Written instruction >>
Your task is to print all of the data word for word.

★ ★ ★

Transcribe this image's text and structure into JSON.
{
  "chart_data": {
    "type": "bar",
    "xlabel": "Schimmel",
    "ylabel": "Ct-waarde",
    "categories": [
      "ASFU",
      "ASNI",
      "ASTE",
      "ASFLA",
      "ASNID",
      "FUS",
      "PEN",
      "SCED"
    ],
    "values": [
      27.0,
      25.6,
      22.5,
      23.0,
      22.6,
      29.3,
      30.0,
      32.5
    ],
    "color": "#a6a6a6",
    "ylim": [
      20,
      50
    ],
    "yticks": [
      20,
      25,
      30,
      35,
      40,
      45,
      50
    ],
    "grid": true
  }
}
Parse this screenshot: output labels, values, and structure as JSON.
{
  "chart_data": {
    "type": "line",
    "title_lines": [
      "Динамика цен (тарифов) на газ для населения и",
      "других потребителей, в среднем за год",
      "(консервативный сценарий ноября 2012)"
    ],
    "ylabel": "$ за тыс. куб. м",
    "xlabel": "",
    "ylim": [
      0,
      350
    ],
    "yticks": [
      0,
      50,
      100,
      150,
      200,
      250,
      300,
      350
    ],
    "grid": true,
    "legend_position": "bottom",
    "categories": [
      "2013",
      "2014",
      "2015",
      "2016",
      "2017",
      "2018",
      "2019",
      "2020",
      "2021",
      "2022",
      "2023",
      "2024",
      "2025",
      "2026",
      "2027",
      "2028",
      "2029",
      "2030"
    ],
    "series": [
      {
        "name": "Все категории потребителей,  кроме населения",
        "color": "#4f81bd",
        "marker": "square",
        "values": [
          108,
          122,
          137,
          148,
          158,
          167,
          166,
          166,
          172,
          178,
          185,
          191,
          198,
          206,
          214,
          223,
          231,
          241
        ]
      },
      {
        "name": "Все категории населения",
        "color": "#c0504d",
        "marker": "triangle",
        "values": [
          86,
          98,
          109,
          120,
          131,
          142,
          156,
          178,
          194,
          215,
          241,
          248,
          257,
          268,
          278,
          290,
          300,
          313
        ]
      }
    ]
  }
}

★ ★ ★

Response >>
Transcribe this image's text and structure into JSON.
{
  "chart_data": {
    "type": "bar",
    "xlabel": "Schimmel",
    "ylabel": "Ct-waarde",
    "categories": [
      "ASFU",
      "ASNI",
      "ASTE",
      "ASFLA",
      "ASNID",
      "FUS",
      "PEN",
      "SCED"
    ],
    "values": [
      27.0,
      25.6,
      22.5,
      23.0,
      22.6,
      29.3,
      30.0,
      32.5
    ],
    "color": "#a6a6a6",
    "ylim": [
      20,
      50
    ],
    "yticks": [
      20,
      25,
      30,
      35,
      40,
      45,
      50
    ],
    "grid": true
  }
}
Parse this screenshot: output labels, values, and structure as JSON.
{
  "chart_data": {
    "type": "line",
    "title_lines": [
      "Динамика цен (тарифов) на газ для населения и",
      "других потребителей, в среднем за год",
      "(консервативный сценарий ноября 2012)"
    ],
    "ylabel": "$ за тыс. куб. м",
    "xlabel": "",
    "ylim": [
      0,
      350
    ],
    "yticks": [
      0,
      50,
      100,
      150,
      200,
      250,
      300,
      350
    ],
    "grid": true,
    "legend_position": "bottom",
    "categories": [
      "2013",
      "2014",
      "2015",
      "2016",
      "2017",
      "2018",
      "2019",
      "2020",
      "2021",
      "2022",
      "2023",
      "2024",
      "2025",
      "2026",
      "2027",
      "2028",
      "2029",
      "2030"
    ],
    "series": [
      {
        "name": "Все категории потребителей,  кроме населения",
        "color": "#4f81bd",
        "marker": "square",
        "values": [
          108,
          122,
          137,
          148,
          158,
          167,
          166,
          166,
          172,
          178,
          185,
          191,
          198,
          206,
          214,
          223,
          231,
          241
        ]
      },
      {
        "name": "Все категории населения",
        "color": "#c0504d",
        "marker": "triangle",
        "values": [
          86,
          98,
          109,
          120,
          131,
          142,
          156,
          178,
          194,
          215,
          241,
          248,
          257,
          268,
          278,
          290,
          300,
          313
        ]
      }
    ]
  }
}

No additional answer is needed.